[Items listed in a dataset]

>> begin

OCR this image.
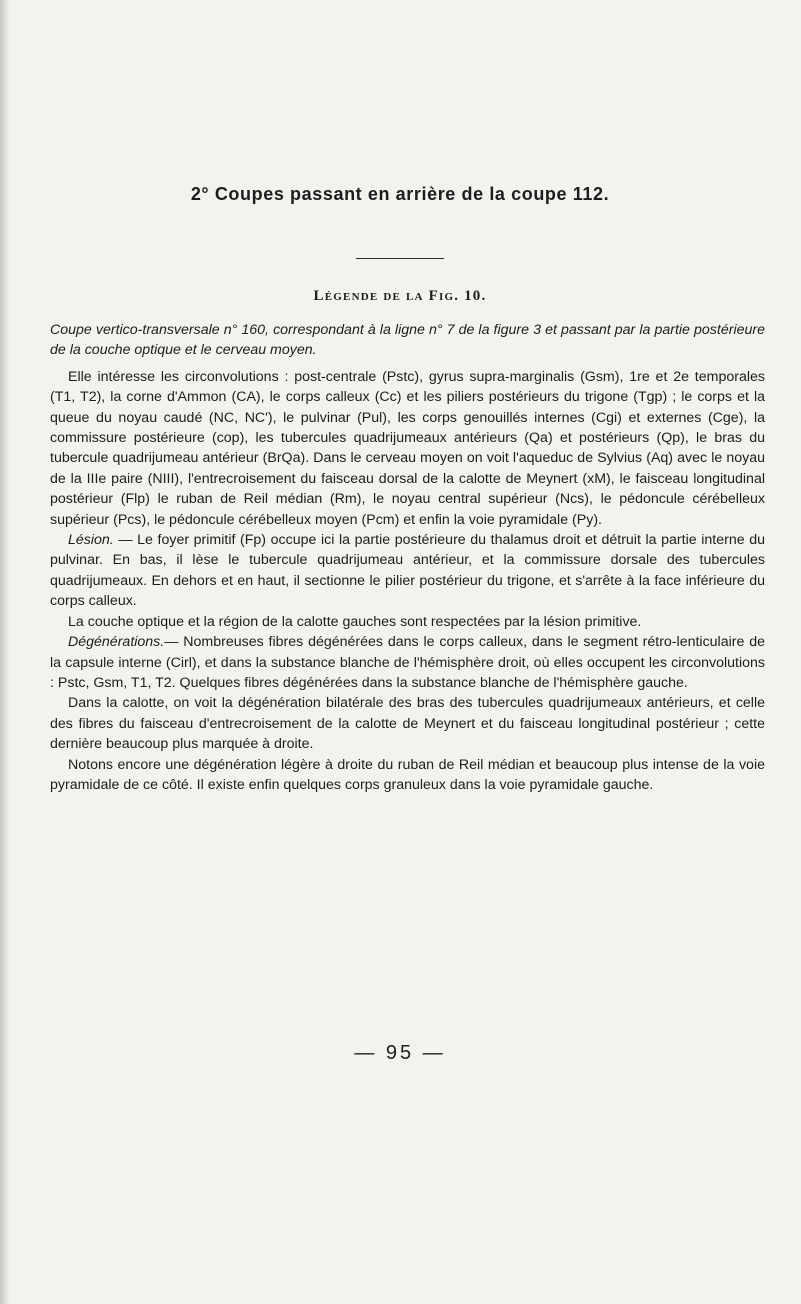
2° Coupes passant en arrière de la coupe 112.
Légende de la Fig. 10.

Coupe vertico-transversale n° 160, correspondant à la ligne n° 7 de la figure 3 et passant par la partie postérieure de la couche optique et le cerveau moyen.

Elle intéresse les circonvolutions : post-centrale (Pstc), gyrus supra-marginalis (Gsm), 1re et 2e temporales (T1, T2), la corne d'Ammon (CA), le corps calleux (Cc) et les piliers postérieurs du trigone (Tgp) ; le corps et la queue du noyau caudé (NC, NC'), le pulvinar (Pul), les corps genouillés internes (Cgi) et externes (Cge), la commissure postérieure (cop), les tubercules quadrijumeaux antérieurs (Qa) et postérieurs (Qp), le bras du tubercule quadrijumeau antérieur (BrQa). Dans le cerveau moyen on voit l'aqueduc de Sylvius (Aq) avec le noyau de la IIIe paire (NIII), l'entrecroisement du faisceau dorsal de la calotte de Meynert (xM), le faisceau longitudinal postérieur (Flp) le ruban de Reil médian (Rm), le noyau central supérieur (Ncs), le pédoncule cérébelleux supérieur (Pcs), le pédoncule cérébelleux moyen (Pcm) et enfin la voie pyramidale (Py).

Lésion. — Le foyer primitif (Fp) occupe ici la partie postérieure du thalamus droit et détruit la partie interne du pulvinar. En bas, il lèse le tubercule quadrijumeau antérieur, et la commissure dorsale des tubercules quadrijumeaux. En dehors et en haut, il sectionne le pilier postérieur du trigone, et s'arrête à la face inférieure du corps calleux.

La couche optique et la région de la calotte gauches sont respectées par la lésion primitive.

Dégénérations.— Nombreuses fibres dégénérées dans le corps calleux, dans le segment rétro-lenticulaire de la capsule interne (Cirl), et dans la substance blanche de l'hémisphère droit, où elles occupent les circonvolutions : Pstc, Gsm, T1, T2. Quelques fibres dégénérées dans la substance blanche de l'hémisphère gauche.

Dans la calotte, on voit la dégénération bilatérale des bras des tubercules quadrijumeaux antérieurs, et celle des fibres du faisceau d'entrecroisement de la calotte de Meynert et du faisceau longitudinal postérieur ; cette dernière beaucoup plus marquée à droite.

Notons encore une dégénération légère à droite du ruban de Reil médian et beaucoup plus intense de la voie pyramidale de ce côté. Il existe enfin quelques corps granuleux dans la voie pyramidale gauche.

— 95 —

>> end

**CHALLENGE:** In the records above, how many lines include the string "passant"? Answer with only the number.

**ANSWER TO THIS EXERCISE:** 2